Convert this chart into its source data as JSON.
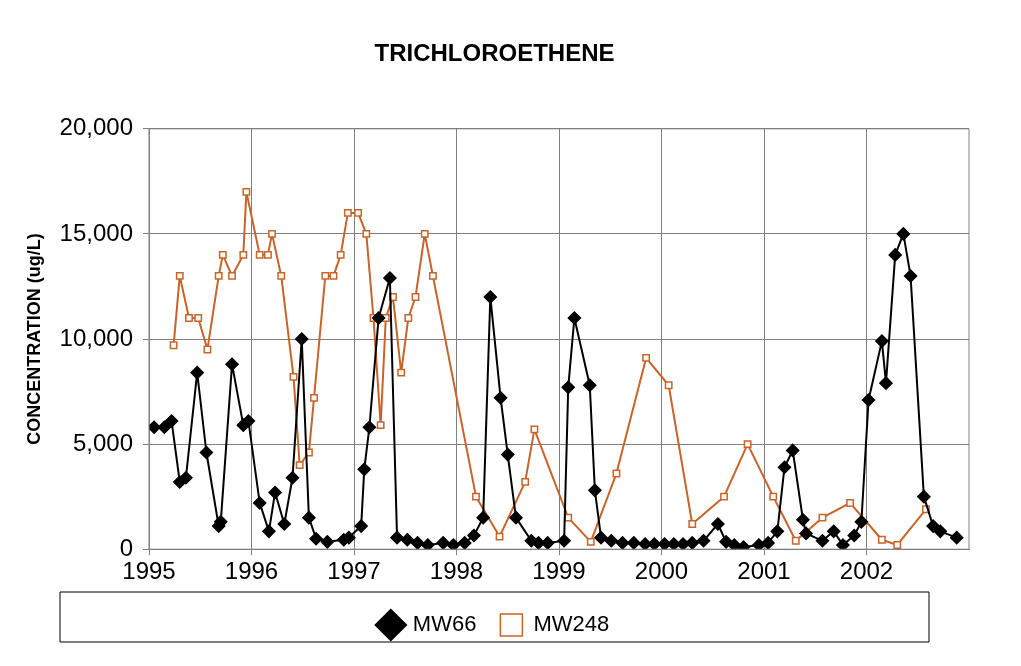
{
  "chart_data": {
    "type": "line",
    "title": "TRICHLOROETHENE",
    "ylabel": "CONCENTRATION (ug/L)",
    "xlim": [
      1995,
      2003
    ],
    "xticks": [
      1995,
      1996,
      1997,
      1998,
      1999,
      2000,
      2001,
      2002
    ],
    "ylim": [
      0,
      20000
    ],
    "yticks": [
      {
        "value": 0,
        "label": "0"
      },
      {
        "value": 5000,
        "label": "5,000"
      },
      {
        "value": 10000,
        "label": "10,000"
      },
      {
        "value": 15000,
        "label": "15,000"
      },
      {
        "value": 20000,
        "label": "20,000"
      }
    ],
    "grid": true,
    "legend": "bottom",
    "line_style": "solid",
    "series": [
      {
        "name": "MW66",
        "color": "#000000",
        "marker": "diamond",
        "x": [
          1995.05,
          1995.15,
          1995.22,
          1995.3,
          1995.36,
          1995.47,
          1995.56,
          1995.68,
          1995.7,
          1995.81,
          1995.92,
          1995.97,
          1996.08,
          1996.17,
          1996.23,
          1996.32,
          1996.4,
          1996.49,
          1996.56,
          1996.63,
          1996.74,
          1996.9,
          1996.95,
          1997.07,
          1997.1,
          1997.15,
          1997.24,
          1997.35,
          1997.42,
          1997.52,
          1997.62,
          1997.72,
          1997.87,
          1997.97,
          1998.08,
          1998.17,
          1998.26,
          1998.33,
          1998.43,
          1998.5,
          1998.58,
          1998.73,
          1998.8,
          1998.89,
          1999.05,
          1999.09,
          1999.15,
          1999.3,
          1999.35,
          1999.41,
          1999.51,
          1999.62,
          1999.73,
          1999.84,
          1999.93,
          2000.03,
          2000.12,
          2000.21,
          2000.3,
          2000.41,
          2000.55,
          2000.63,
          2000.71,
          2000.8,
          2000.95,
          2001.04,
          2001.13,
          2001.2,
          2001.28,
          2001.38,
          2001.41,
          2001.57,
          2001.68,
          2001.77,
          2001.88,
          2001.95,
          2002.02,
          2002.15,
          2002.19,
          2002.28,
          2002.36,
          2002.43,
          2002.56,
          2002.65,
          2002.72,
          2002.88
        ],
        "values": [
          5800,
          5800,
          6100,
          3200,
          3400,
          8400,
          4600,
          1100,
          1300,
          8800,
          5900,
          6100,
          2200,
          850,
          2700,
          1200,
          3400,
          10000,
          1500,
          500,
          350,
          450,
          550,
          1100,
          3800,
          5800,
          11000,
          12900,
          550,
          450,
          300,
          200,
          300,
          200,
          300,
          650,
          1500,
          12000,
          7200,
          4500,
          1500,
          400,
          300,
          300,
          400,
          7700,
          11000,
          7800,
          2800,
          550,
          400,
          300,
          300,
          250,
          250,
          250,
          250,
          250,
          300,
          400,
          1200,
          350,
          200,
          100,
          200,
          300,
          850,
          3900,
          4700,
          1400,
          750,
          400,
          850,
          200,
          650,
          1300,
          7100,
          9900,
          7900,
          14000,
          15000,
          13000,
          2500,
          1100,
          850,
          550
        ]
      },
      {
        "name": "MW248",
        "color": "#c8642a",
        "marker": "square",
        "x": [
          1995.24,
          1995.3,
          1995.39,
          1995.48,
          1995.57,
          1995.68,
          1995.72,
          1995.81,
          1995.92,
          1995.95,
          1996.08,
          1996.16,
          1996.2,
          1996.29,
          1996.41,
          1996.47,
          1996.56,
          1996.61,
          1996.72,
          1996.8,
          1996.87,
          1996.94,
          1997.04,
          1997.12,
          1997.19,
          1997.26,
          1997.31,
          1997.38,
          1997.46,
          1997.53,
          1997.6,
          1997.69,
          1997.77,
          1998.19,
          1998.42,
          1998.67,
          1998.76,
          1999.09,
          1999.31,
          1999.56,
          1999.85,
          2000.07,
          2000.3,
          2000.61,
          2000.84,
          2001.09,
          2001.31,
          2001.57,
          2001.84,
          2002.15,
          2002.3,
          2002.58
        ],
        "values": [
          9700,
          13000,
          11000,
          11000,
          9500,
          13000,
          14000,
          13000,
          14000,
          17000,
          14000,
          14000,
          15000,
          13000,
          8200,
          4000,
          4600,
          7200,
          13000,
          13000,
          14000,
          16000,
          16000,
          15000,
          11000,
          5900,
          11000,
          12000,
          8400,
          11000,
          12000,
          15000,
          13000,
          2500,
          600,
          3200,
          5700,
          1500,
          350,
          3600,
          9100,
          7800,
          1200,
          2500,
          5000,
          2500,
          400,
          1500,
          2200,
          450,
          200,
          1900
        ]
      }
    ]
  }
}
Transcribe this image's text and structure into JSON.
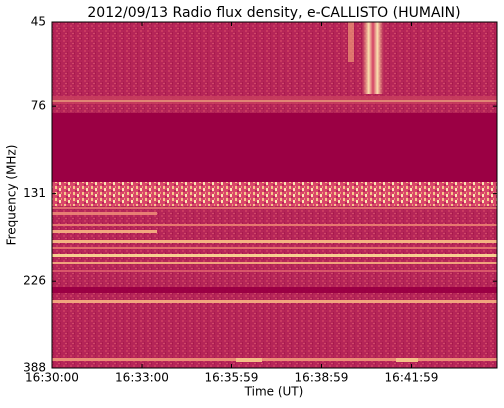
{
  "chart_data": {
    "type": "spectrogram",
    "title": "2012/09/13  Radio flux density, e-CALLISTO (HUMAIN)",
    "x_label": "Time (UT)",
    "y_label": "Frequency (MHz)",
    "xlim": [
      "16:30:00",
      "16:44:50"
    ],
    "xticks": [
      "16:30:00",
      "16:33:00",
      "16:35:59",
      "16:38:59",
      "16:41:59"
    ],
    "ylim": [
      45,
      388
    ],
    "yticks": [
      45,
      76,
      131,
      226,
      388
    ],
    "ylog": true,
    "yinverted": true
  }
}
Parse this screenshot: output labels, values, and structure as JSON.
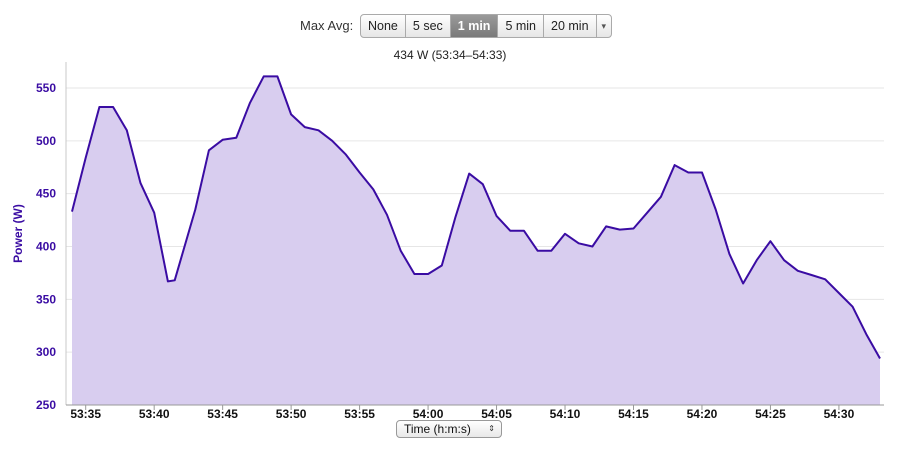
{
  "controls": {
    "label": "Max Avg:",
    "options": [
      "None",
      "5 sec",
      "1 min",
      "5 min",
      "20 min"
    ],
    "selected": "1 min",
    "dropdown_glyph": "▾"
  },
  "subtitle": "434 W (53:34–54:33)",
  "x_select": {
    "label": "Time (h:m:s)",
    "arrows": "⇕"
  },
  "colors": {
    "line": "#3a0ca3",
    "fill": "#d8cdef",
    "axis_text": "#3a0ca3",
    "grid": "#e6e6e6"
  },
  "chart_data": {
    "type": "area",
    "ylabel": "Power (W)",
    "xlabel": "Time (h:m:s)",
    "ylim": [
      250,
      560
    ],
    "yticks": [
      250,
      300,
      350,
      400,
      450,
      500,
      550
    ],
    "xlim": [
      "53:34",
      "54:33"
    ],
    "xticks": [
      "53:35",
      "53:40",
      "53:45",
      "53:50",
      "53:55",
      "54:00",
      "54:05",
      "54:10",
      "54:15",
      "54:20",
      "54:25",
      "54:30"
    ],
    "grid": true,
    "series": [
      {
        "name": "Power",
        "x": [
          "53:34",
          "53:35",
          "53:36",
          "53:37",
          "53:38",
          "53:39",
          "53:40",
          "53:41",
          "53:41.5",
          "53:43",
          "53:44",
          "53:45",
          "53:46",
          "53:47",
          "53:48",
          "53:49",
          "53:50",
          "53:51",
          "53:52",
          "53:53",
          "53:54",
          "53:55",
          "53:56",
          "53:57",
          "53:58",
          "53:59",
          "54:00",
          "54:01",
          "54:02",
          "54:03",
          "54:04",
          "54:05",
          "54:06",
          "54:07",
          "54:08",
          "54:09",
          "54:10",
          "54:11",
          "54:12",
          "54:13",
          "54:14",
          "54:15",
          "54:16",
          "54:17",
          "54:18",
          "54:19",
          "54:20",
          "54:21",
          "54:22",
          "54:23",
          "54:24",
          "54:25",
          "54:26",
          "54:27",
          "54:28",
          "54:29",
          "54:30",
          "54:31",
          "54:32",
          "54:33"
        ],
        "values": [
          433,
          484,
          532,
          532,
          510,
          460,
          432,
          367,
          368,
          435,
          491,
          501,
          503,
          536,
          561,
          561,
          525,
          513,
          510,
          500,
          487,
          470,
          454,
          430,
          396,
          374,
          374,
          382,
          428,
          469,
          459,
          429,
          415,
          415,
          396,
          396,
          412,
          403,
          400,
          419,
          416,
          417,
          432,
          447,
          477,
          470,
          470,
          435,
          393,
          365,
          387,
          405,
          387,
          377,
          373,
          369,
          356,
          343,
          317,
          294
        ]
      }
    ]
  }
}
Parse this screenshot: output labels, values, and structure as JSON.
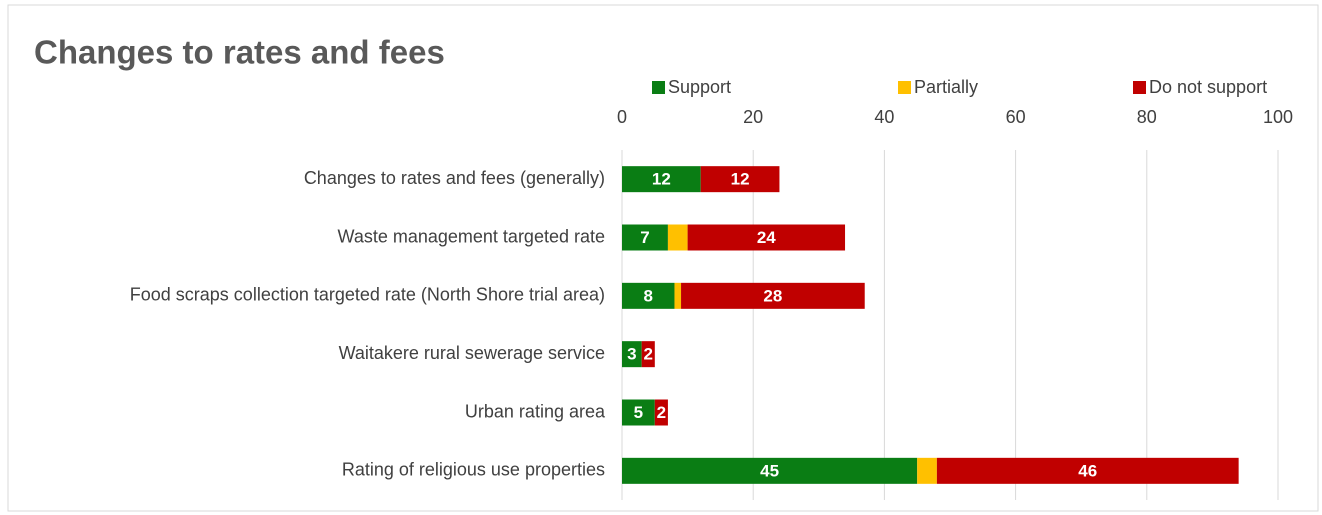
{
  "chart_data": {
    "type": "stacked_bar_horizontal",
    "title": "Changes to rates and fees",
    "categories": [
      "Changes to rates and fees (generally)",
      "Waste management targeted rate",
      "Food scraps collection targeted rate (North Shore trial area)",
      "Waitakere rural sewerage service",
      "Urban rating area",
      "Rating of religious use properties"
    ],
    "series": [
      {
        "name": "Support",
        "color": "#0a7d14",
        "values": [
          12,
          7,
          8,
          3,
          5,
          45
        ],
        "data_labels": true
      },
      {
        "name": "Partially",
        "color": "#ffc000",
        "values": [
          0,
          3,
          1,
          0,
          0,
          3
        ],
        "data_labels": false
      },
      {
        "name": "Do not support",
        "color": "#c00000",
        "values": [
          12,
          24,
          28,
          2,
          2,
          46
        ],
        "data_labels": true
      }
    ],
    "xlim": [
      0,
      100
    ],
    "xticks": [
      0,
      20,
      40,
      60,
      80,
      100
    ],
    "grid": true,
    "legend": "top"
  }
}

### [Exercise objective]
Give only the number of lines in the preceding material that contain the string "JSON".

### [Result of this task]
4